# Supplied records
## Start

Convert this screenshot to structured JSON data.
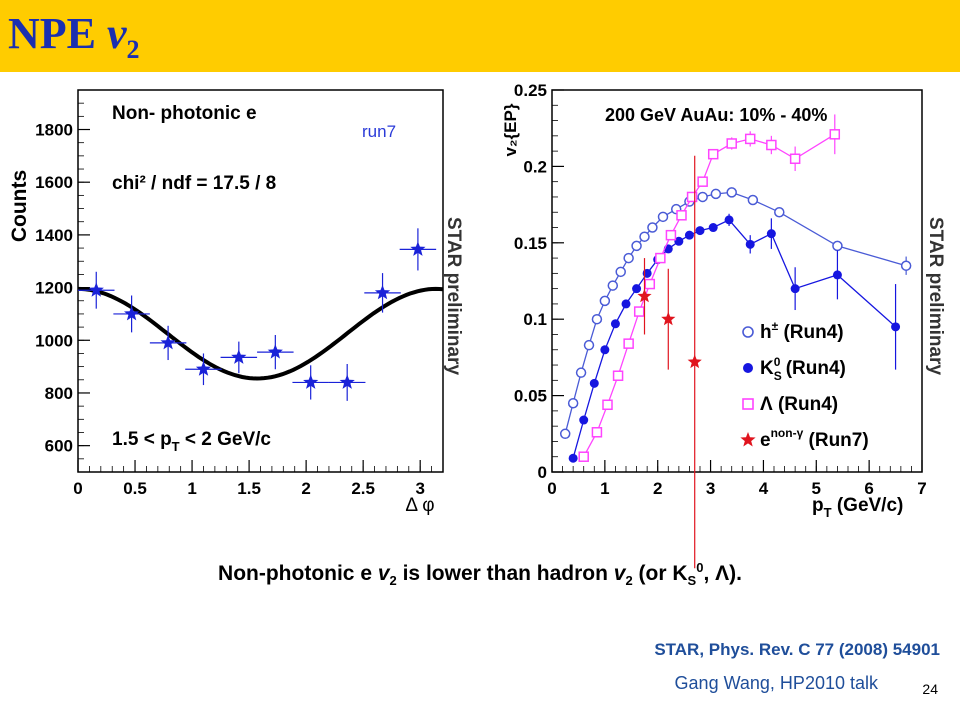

## End
## Start

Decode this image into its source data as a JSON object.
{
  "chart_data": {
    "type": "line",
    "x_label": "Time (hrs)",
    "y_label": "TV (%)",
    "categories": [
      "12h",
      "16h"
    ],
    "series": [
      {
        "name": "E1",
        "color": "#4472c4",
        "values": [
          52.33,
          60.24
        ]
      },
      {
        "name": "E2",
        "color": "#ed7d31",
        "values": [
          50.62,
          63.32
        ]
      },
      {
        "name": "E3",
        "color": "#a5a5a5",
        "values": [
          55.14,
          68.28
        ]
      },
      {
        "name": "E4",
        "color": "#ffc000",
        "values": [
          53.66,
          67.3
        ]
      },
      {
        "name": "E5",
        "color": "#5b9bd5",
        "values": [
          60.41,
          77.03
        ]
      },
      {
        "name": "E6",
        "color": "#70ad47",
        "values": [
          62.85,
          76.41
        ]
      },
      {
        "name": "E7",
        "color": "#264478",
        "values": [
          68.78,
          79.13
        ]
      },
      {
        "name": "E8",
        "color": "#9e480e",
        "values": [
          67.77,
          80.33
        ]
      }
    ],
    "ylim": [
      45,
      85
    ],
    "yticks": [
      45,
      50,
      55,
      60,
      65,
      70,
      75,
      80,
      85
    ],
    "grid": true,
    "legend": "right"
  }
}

## End
## Start

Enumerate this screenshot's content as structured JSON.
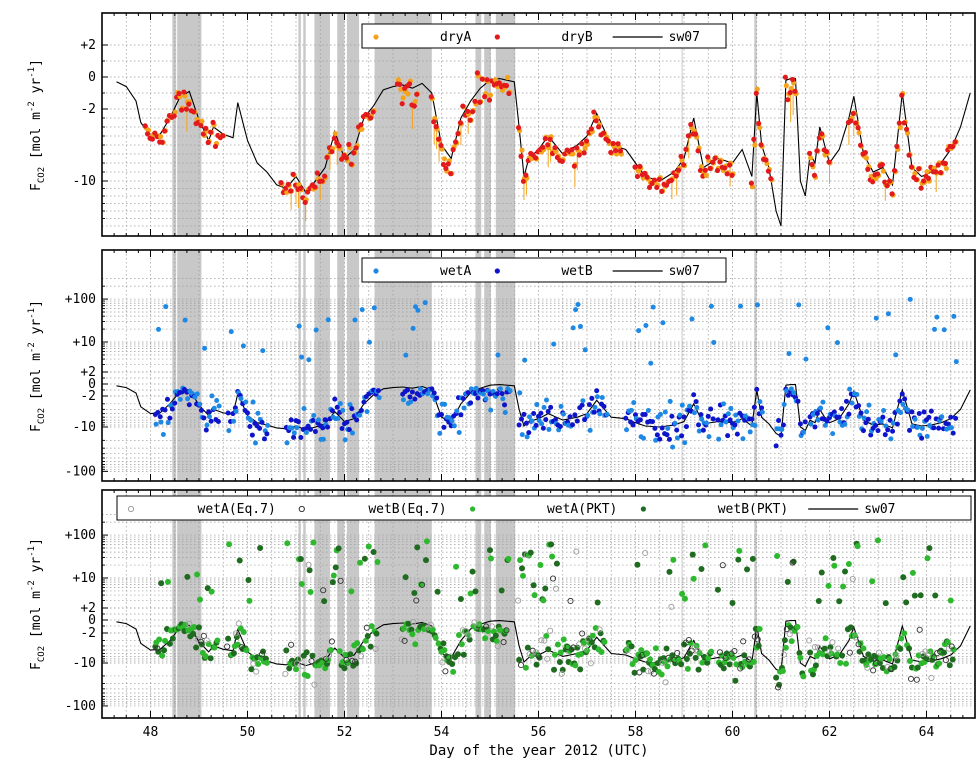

## End

# Task goal
Gather all lines from the records above in which "structured" appears.

# Answer below
Convert this screenshot to structured JSON data.
Enumerate this screenshot's content as structured JSON.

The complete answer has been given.